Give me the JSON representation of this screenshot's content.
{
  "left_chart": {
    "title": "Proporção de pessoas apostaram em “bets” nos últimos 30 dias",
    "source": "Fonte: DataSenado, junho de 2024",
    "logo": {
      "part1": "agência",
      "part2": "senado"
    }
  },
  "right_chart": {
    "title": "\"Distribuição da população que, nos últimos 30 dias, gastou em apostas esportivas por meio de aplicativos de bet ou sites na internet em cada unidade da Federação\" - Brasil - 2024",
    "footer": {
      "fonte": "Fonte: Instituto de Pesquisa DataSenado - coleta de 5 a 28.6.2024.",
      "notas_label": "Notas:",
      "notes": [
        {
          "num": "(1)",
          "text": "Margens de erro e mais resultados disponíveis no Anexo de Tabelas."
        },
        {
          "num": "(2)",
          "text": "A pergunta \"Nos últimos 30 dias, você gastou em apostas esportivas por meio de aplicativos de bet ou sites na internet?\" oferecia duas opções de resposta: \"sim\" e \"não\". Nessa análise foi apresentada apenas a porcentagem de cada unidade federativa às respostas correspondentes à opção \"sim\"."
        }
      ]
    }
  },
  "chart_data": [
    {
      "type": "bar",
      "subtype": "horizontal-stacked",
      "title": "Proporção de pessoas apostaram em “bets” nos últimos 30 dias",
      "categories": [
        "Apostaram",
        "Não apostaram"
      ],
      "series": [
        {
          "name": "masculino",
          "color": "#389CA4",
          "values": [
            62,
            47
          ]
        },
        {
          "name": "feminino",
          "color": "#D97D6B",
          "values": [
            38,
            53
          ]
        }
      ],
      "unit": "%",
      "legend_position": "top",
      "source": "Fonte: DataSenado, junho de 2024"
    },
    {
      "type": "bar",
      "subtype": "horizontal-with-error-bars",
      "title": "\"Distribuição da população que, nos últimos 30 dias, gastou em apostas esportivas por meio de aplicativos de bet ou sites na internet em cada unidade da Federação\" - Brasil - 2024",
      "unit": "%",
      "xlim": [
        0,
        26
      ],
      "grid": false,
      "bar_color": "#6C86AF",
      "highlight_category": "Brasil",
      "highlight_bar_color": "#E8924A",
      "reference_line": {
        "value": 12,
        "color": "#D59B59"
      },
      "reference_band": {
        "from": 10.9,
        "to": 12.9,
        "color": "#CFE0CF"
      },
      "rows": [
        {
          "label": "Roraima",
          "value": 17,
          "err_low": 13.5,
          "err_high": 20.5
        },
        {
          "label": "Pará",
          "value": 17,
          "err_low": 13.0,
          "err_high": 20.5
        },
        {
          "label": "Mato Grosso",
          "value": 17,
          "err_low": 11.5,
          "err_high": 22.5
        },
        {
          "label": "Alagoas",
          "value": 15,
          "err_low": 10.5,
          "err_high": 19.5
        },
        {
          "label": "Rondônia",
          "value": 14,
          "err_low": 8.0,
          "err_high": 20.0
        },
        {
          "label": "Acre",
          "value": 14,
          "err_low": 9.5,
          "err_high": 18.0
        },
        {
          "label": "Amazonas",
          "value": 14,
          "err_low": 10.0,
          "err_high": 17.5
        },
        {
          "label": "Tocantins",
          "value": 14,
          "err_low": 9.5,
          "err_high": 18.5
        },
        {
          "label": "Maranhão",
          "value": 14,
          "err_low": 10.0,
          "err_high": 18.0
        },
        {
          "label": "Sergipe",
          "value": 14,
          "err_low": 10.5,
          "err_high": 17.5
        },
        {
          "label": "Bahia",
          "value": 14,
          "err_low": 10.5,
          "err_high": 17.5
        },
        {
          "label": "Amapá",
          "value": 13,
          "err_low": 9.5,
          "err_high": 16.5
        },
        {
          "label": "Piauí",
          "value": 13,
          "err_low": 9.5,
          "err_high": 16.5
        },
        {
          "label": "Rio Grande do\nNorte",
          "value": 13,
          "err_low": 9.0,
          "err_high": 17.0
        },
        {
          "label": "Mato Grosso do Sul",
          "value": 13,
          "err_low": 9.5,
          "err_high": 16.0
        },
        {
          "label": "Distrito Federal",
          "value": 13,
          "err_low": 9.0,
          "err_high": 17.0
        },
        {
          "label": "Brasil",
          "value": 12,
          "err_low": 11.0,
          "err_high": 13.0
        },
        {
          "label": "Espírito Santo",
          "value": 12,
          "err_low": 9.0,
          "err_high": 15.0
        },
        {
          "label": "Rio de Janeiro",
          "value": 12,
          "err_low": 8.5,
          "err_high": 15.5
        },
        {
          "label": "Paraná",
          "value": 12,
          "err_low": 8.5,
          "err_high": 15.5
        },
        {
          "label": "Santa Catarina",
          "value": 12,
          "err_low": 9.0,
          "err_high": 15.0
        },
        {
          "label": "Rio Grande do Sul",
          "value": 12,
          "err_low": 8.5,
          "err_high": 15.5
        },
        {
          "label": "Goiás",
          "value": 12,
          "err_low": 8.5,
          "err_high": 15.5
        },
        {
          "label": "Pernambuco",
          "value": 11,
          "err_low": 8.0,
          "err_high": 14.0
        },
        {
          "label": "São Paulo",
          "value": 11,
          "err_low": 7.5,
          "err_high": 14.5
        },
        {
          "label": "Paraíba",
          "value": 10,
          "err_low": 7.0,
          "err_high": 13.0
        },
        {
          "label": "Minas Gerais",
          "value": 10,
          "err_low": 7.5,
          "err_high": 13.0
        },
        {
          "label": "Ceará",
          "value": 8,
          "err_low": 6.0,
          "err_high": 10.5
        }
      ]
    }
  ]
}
^^^^^^^^
__Task__: Within the listing above, work out how many lines contain the string "internet", and reply with that number only.

__Solution to the problem__: 3